Description of the task:
Pictures do not belong in the copy; restate the records below word for word.

Supplied records:
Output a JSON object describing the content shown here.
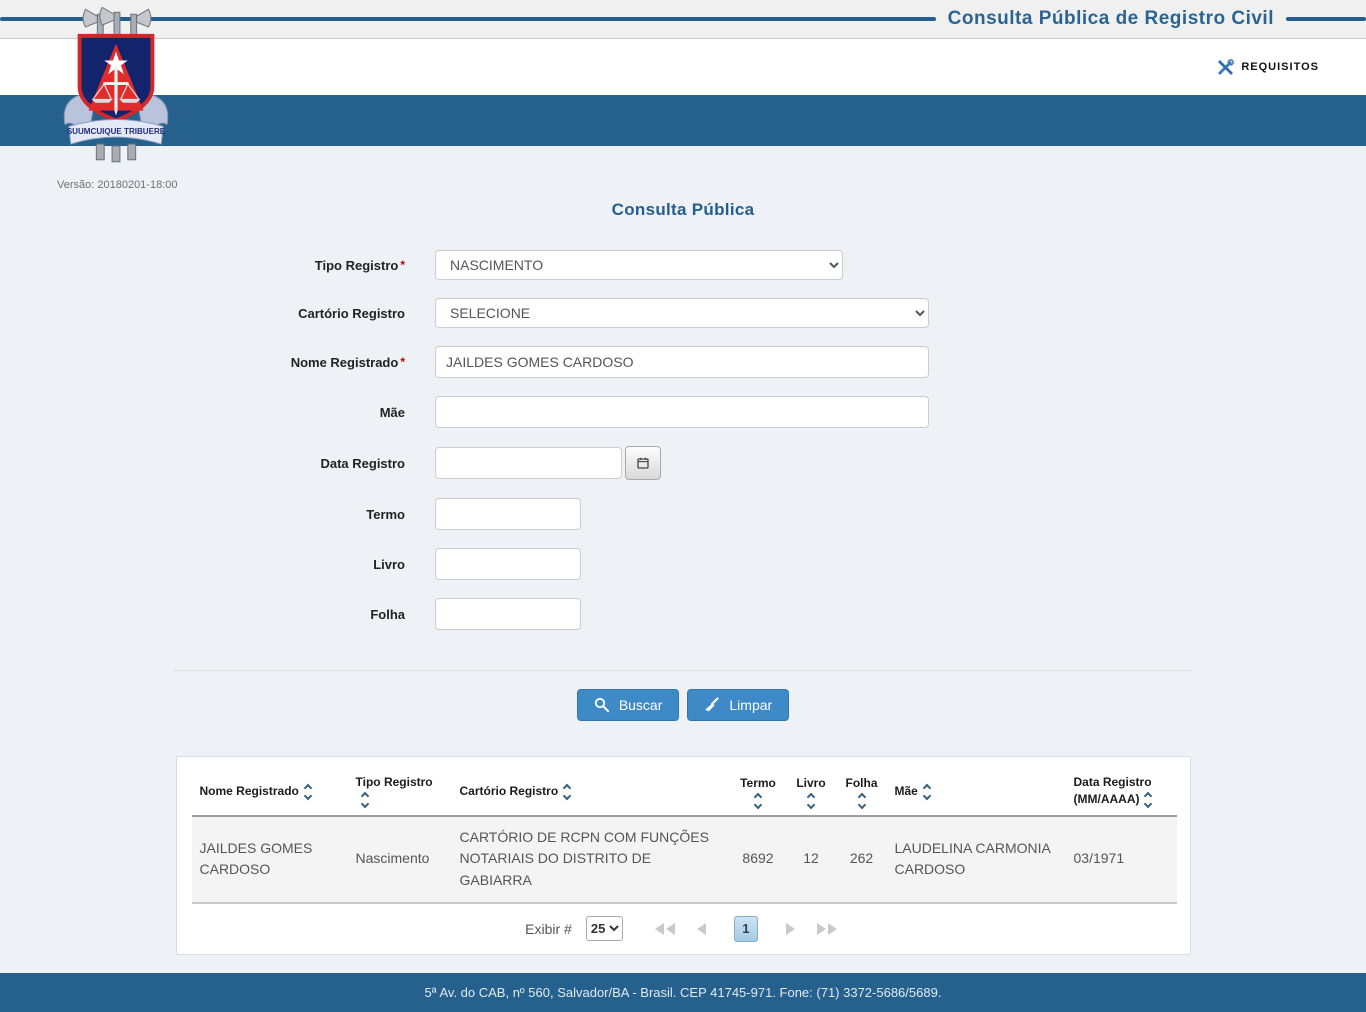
{
  "header": {
    "title": "Consulta Pública de Registro Civil",
    "requisitos_label": "REQUISITOS",
    "version": "Versão: 20180201-18:00",
    "logo_motto": "SUUMCUIQUE TRIBUERE"
  },
  "colors": {
    "band_blue": "#26618e",
    "accent_blue": "#235e8e",
    "button_blue": "#3e8ac7"
  },
  "form": {
    "title": "Consulta Pública",
    "required_marker": "*",
    "fields": {
      "tipo_registro": {
        "label": "Tipo Registro",
        "value": "NASCIMENTO"
      },
      "cartorio_registro": {
        "label": "Cartório Registro",
        "value": "SELECIONE"
      },
      "nome_registrado": {
        "label": "Nome Registrado",
        "value": "JAILDES GOMES CARDOSO"
      },
      "mae": {
        "label": "Mãe",
        "value": ""
      },
      "data_registro": {
        "label": "Data Registro",
        "value": ""
      },
      "termo": {
        "label": "Termo",
        "value": ""
      },
      "livro": {
        "label": "Livro",
        "value": ""
      },
      "folha": {
        "label": "Folha",
        "value": ""
      }
    },
    "buttons": {
      "buscar": "Buscar",
      "limpar": "Limpar"
    }
  },
  "table": {
    "columns": [
      "Nome Registrado",
      "Tipo Registro",
      "Cartório Registro",
      "Termo",
      "Livro",
      "Folha",
      "Mãe",
      "Data Registro (MM/AAAA)"
    ],
    "rows": [
      {
        "nome": "JAILDES GOMES CARDOSO",
        "tipo": "Nascimento",
        "cartorio": "CARTÓRIO DE RCPN COM FUNÇÕES NOTARIAIS DO DISTRITO DE GABIARRA",
        "termo": "8692",
        "livro": "12",
        "folha": "262",
        "mae": "LAUDELINA CARMONIA CARDOSO",
        "data": "03/1971"
      }
    ],
    "pagination": {
      "exibir_label": "Exibir #",
      "page_size": "25",
      "current_page": "1"
    }
  },
  "footer": {
    "address": "5ª Av. do CAB, nº 560, Salvador/BA - Brasil. CEP 41745-971. Fone: (71) 3372-5686/5689."
  }
}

Reply:
Output a JSON object describing the content shown here.
{
  "header": {
    "title": "Consulta Pública de Registro Civil",
    "requisitos_label": "REQUISITOS",
    "version": "Versão: 20180201-18:00",
    "logo_motto": "SUUMCUIQUE TRIBUERE"
  },
  "colors": {
    "band_blue": "#26618e",
    "accent_blue": "#235e8e",
    "button_blue": "#3e8ac7"
  },
  "form": {
    "title": "Consulta Pública",
    "required_marker": "*",
    "fields": {
      "tipo_registro": {
        "label": "Tipo Registro",
        "value": "NASCIMENTO"
      },
      "cartorio_registro": {
        "label": "Cartório Registro",
        "value": "SELECIONE"
      },
      "nome_registrado": {
        "label": "Nome Registrado",
        "value": "JAILDES GOMES CARDOSO"
      },
      "mae": {
        "label": "Mãe",
        "value": ""
      },
      "data_registro": {
        "label": "Data Registro",
        "value": ""
      },
      "termo": {
        "label": "Termo",
        "value": ""
      },
      "livro": {
        "label": "Livro",
        "value": ""
      },
      "folha": {
        "label": "Folha",
        "value": ""
      }
    },
    "buttons": {
      "buscar": "Buscar",
      "limpar": "Limpar"
    }
  },
  "table": {
    "columns": [
      "Nome Registrado",
      "Tipo Registro",
      "Cartório Registro",
      "Termo",
      "Livro",
      "Folha",
      "Mãe",
      "Data Registro (MM/AAAA)"
    ],
    "rows": [
      {
        "nome": "JAILDES GOMES CARDOSO",
        "tipo": "Nascimento",
        "cartorio": "CARTÓRIO DE RCPN COM FUNÇÕES NOTARIAIS DO DISTRITO DE GABIARRA",
        "termo": "8692",
        "livro": "12",
        "folha": "262",
        "mae": "LAUDELINA CARMONIA CARDOSO",
        "data": "03/1971"
      }
    ],
    "pagination": {
      "exibir_label": "Exibir #",
      "page_size": "25",
      "current_page": "1"
    }
  },
  "footer": {
    "address": "5ª Av. do CAB, nº 560, Salvador/BA - Brasil. CEP 41745-971. Fone: (71) 3372-5686/5689."
  }
}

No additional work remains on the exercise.